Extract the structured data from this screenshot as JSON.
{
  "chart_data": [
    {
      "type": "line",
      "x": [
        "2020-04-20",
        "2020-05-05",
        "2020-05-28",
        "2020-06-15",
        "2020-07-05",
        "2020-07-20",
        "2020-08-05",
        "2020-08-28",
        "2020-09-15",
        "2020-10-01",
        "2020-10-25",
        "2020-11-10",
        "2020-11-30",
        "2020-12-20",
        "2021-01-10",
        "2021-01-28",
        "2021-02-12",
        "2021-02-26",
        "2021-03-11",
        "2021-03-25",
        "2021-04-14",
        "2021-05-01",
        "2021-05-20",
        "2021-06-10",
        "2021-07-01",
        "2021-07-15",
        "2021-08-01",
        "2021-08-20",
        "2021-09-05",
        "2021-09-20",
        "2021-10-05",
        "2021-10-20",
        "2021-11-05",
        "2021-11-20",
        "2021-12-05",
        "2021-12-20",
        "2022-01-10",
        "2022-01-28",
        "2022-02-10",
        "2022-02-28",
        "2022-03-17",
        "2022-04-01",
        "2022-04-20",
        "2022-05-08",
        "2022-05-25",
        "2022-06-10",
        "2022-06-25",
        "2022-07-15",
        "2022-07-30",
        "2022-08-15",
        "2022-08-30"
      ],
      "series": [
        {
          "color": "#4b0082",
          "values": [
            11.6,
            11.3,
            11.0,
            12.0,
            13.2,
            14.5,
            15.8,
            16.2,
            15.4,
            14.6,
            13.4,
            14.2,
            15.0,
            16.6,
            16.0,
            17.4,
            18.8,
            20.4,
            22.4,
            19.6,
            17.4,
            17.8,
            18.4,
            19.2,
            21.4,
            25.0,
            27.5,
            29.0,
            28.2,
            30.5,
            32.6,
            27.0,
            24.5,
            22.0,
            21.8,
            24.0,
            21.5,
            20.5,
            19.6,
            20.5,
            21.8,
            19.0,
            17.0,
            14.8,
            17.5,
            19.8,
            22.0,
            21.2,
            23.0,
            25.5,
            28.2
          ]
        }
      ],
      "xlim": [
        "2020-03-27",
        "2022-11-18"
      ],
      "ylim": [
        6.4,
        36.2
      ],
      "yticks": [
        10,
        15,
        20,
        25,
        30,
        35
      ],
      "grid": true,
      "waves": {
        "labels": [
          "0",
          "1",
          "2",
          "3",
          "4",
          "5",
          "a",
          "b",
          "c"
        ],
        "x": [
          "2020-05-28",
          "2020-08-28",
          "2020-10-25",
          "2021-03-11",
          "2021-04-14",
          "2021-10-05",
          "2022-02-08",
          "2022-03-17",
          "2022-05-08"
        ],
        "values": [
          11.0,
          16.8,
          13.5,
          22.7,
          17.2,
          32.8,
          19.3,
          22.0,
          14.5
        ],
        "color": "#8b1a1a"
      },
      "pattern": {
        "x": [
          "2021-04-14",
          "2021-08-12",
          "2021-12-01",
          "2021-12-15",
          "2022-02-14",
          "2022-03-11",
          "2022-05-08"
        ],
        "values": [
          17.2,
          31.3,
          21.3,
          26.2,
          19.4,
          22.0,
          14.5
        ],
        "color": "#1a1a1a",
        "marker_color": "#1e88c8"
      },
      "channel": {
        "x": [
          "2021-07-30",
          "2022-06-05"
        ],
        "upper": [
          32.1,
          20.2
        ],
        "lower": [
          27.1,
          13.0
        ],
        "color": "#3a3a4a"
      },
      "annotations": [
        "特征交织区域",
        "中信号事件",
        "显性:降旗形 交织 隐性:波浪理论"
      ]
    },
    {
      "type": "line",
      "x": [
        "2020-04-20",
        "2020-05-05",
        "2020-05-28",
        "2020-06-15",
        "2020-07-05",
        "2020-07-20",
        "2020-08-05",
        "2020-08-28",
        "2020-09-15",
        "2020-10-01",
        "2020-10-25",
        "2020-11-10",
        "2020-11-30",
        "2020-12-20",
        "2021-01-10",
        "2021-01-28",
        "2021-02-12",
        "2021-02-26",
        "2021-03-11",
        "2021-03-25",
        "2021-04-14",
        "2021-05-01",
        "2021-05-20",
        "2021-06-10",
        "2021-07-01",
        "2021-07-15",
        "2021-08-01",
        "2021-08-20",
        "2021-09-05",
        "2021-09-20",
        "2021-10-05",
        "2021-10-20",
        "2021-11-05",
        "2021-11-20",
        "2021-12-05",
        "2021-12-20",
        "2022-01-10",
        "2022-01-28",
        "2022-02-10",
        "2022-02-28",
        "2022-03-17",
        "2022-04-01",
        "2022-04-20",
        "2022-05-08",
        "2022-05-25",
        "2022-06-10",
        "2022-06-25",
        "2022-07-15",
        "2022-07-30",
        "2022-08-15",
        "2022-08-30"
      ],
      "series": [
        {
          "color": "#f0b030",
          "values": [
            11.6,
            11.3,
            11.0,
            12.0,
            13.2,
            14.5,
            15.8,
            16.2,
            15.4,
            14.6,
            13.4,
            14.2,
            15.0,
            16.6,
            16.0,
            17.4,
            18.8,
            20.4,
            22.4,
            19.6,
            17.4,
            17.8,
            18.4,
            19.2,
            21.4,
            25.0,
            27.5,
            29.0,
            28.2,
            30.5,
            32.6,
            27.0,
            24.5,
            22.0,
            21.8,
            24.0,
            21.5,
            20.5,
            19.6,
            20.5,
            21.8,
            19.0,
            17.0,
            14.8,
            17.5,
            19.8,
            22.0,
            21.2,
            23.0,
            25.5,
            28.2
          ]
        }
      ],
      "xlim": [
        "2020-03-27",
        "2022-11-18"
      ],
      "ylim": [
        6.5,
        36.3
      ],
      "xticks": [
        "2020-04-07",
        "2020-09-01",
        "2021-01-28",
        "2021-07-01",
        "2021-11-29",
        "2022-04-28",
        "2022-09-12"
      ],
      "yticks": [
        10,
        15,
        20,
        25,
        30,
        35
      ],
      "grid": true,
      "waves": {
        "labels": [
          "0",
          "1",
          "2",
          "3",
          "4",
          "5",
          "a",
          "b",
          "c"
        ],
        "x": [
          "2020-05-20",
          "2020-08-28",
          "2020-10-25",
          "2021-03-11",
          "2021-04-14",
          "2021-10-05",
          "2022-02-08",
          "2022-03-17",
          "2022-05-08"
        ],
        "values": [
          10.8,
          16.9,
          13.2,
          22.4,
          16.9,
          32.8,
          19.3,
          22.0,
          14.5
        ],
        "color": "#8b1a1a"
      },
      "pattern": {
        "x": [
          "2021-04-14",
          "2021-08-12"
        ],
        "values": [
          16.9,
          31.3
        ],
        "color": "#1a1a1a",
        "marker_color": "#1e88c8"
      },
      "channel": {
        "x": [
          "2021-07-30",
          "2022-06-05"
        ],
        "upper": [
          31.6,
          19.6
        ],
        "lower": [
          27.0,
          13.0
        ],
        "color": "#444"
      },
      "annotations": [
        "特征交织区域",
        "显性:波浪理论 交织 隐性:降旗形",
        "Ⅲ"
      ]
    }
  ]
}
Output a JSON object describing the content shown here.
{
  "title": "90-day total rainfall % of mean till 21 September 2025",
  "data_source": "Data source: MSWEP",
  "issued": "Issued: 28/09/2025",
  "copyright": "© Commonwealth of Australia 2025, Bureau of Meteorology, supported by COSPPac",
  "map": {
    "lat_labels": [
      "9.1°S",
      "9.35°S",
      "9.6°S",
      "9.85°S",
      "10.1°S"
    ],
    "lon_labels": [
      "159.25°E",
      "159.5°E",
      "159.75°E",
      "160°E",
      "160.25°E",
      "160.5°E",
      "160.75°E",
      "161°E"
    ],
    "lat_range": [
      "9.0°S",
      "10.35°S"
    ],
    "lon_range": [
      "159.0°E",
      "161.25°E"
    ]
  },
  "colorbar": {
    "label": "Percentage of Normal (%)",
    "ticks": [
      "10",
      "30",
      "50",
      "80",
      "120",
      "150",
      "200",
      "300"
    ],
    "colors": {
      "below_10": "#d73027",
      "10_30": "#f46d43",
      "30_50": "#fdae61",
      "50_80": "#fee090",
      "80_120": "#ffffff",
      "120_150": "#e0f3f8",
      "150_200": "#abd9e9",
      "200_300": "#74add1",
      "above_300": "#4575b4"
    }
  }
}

※

## DIRECTIONS FOR THIS TASK
Return, word for word, each line from the line that contains "Output a JSON" to the end of the listing above; include both end lines and nothing else.

## RESULT FOR THIS EXERCISE
Output a JSON object describing the content shown here.
{
  "title": "90-day total rainfall % of mean till 21 September 2025",
  "data_source": "Data source: MSWEP",
  "issued": "Issued: 28/09/2025",
  "copyright": "© Commonwealth of Australia 2025, Bureau of Meteorology, supported by COSPPac",
  "map": {
    "lat_labels": [
      "9.1°S",
      "9.35°S",
      "9.6°S",
      "9.85°S",
      "10.1°S"
    ],
    "lon_labels": [
      "159.25°E",
      "159.5°E",
      "159.75°E",
      "160°E",
      "160.25°E",
      "160.5°E",
      "160.75°E",
      "161°E"
    ],
    "lat_range": [
      "9.0°S",
      "10.35°S"
    ],
    "lon_range": [
      "159.0°E",
      "161.25°E"
    ]
  },
  "colorbar": {
    "label": "Percentage of Normal (%)",
    "ticks": [
      "10",
      "30",
      "50",
      "80",
      "120",
      "150",
      "200",
      "300"
    ],
    "colors": {
      "below_10": "#d73027",
      "10_30": "#f46d43",
      "30_50": "#fdae61",
      "50_80": "#fee090",
      "80_120": "#ffffff",
      "120_150": "#e0f3f8",
      "150_200": "#abd9e9",
      "200_300": "#74add1",
      "above_300": "#4575b4"
    }
  }
}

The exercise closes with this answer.